◆ What is needed
How many lines in the entries below include the string "items"? Answer with the number only.

_ _ _ _ _

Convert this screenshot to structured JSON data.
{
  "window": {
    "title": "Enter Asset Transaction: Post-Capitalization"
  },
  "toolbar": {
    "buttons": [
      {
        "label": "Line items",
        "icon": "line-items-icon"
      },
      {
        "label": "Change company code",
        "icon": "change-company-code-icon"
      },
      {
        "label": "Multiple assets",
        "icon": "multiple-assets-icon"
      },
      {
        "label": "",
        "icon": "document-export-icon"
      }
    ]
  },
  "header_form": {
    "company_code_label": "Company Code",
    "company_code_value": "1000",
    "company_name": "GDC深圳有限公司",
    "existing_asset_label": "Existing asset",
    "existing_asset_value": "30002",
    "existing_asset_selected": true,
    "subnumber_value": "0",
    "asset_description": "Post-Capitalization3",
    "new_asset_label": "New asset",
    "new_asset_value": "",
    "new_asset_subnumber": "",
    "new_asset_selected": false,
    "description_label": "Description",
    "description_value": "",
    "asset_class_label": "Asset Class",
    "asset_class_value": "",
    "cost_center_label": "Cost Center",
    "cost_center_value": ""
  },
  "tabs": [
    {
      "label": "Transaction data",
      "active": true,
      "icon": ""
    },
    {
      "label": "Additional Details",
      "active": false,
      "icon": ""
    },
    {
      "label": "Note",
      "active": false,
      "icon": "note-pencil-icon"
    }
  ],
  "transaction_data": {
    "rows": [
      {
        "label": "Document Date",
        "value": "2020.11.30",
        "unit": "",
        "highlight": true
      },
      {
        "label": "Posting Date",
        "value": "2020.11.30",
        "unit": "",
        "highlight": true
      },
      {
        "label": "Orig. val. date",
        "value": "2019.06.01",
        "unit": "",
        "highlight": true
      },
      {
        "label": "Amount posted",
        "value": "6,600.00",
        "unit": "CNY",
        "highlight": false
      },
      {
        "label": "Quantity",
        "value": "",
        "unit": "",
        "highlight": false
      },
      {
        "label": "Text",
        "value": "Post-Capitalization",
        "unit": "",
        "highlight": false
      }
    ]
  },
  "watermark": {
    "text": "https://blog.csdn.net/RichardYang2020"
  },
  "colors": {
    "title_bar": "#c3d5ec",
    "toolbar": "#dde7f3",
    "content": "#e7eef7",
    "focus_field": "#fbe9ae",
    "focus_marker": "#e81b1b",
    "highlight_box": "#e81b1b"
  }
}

_ _ _ _ _

◆ Task output
2